Check each line of the listing for the word "основании" and give only the number of lines that have it.

## BEGIN AVAILABLE RECORDS

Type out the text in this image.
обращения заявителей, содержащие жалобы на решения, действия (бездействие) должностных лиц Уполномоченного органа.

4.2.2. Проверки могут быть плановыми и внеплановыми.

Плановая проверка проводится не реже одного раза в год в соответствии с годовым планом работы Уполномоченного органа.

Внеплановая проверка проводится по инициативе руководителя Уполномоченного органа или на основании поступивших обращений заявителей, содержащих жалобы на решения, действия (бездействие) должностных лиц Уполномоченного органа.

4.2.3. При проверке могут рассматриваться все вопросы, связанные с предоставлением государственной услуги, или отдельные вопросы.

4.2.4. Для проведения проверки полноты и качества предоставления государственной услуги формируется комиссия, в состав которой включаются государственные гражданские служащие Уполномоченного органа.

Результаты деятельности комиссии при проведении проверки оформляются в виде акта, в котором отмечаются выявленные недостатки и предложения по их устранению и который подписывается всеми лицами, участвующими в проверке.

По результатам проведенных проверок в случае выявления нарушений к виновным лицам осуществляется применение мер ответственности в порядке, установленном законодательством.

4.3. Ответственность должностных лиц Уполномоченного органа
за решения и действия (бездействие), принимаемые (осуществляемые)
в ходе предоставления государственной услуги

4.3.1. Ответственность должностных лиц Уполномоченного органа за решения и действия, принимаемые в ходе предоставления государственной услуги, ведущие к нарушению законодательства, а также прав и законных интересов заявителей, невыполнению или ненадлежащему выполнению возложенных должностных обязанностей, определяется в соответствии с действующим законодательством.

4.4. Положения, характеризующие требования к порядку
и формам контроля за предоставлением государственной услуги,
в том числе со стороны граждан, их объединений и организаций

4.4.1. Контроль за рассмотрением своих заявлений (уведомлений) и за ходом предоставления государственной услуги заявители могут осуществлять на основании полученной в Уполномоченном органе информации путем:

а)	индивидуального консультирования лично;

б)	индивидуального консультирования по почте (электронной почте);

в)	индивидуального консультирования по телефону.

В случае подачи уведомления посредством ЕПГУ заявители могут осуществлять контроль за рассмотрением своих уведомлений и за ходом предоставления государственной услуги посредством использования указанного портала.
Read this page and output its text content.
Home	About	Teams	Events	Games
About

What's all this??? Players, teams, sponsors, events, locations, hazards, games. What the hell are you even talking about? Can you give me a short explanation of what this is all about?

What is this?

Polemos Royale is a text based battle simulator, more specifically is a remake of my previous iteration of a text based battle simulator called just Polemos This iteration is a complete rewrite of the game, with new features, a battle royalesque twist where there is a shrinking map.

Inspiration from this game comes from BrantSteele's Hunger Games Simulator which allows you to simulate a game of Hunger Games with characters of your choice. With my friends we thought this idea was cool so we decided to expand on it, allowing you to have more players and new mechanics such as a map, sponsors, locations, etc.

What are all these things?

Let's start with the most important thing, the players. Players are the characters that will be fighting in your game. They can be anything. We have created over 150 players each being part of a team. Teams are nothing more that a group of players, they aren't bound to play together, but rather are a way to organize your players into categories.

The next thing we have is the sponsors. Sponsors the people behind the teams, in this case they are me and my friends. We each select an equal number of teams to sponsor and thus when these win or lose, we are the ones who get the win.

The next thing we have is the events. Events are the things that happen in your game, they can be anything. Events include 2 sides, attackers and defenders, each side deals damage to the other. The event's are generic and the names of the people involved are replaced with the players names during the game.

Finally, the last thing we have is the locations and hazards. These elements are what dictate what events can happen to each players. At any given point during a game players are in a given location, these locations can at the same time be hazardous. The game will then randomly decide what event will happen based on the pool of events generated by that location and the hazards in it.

## END AVAILABLE RECORDS

### RESULT
2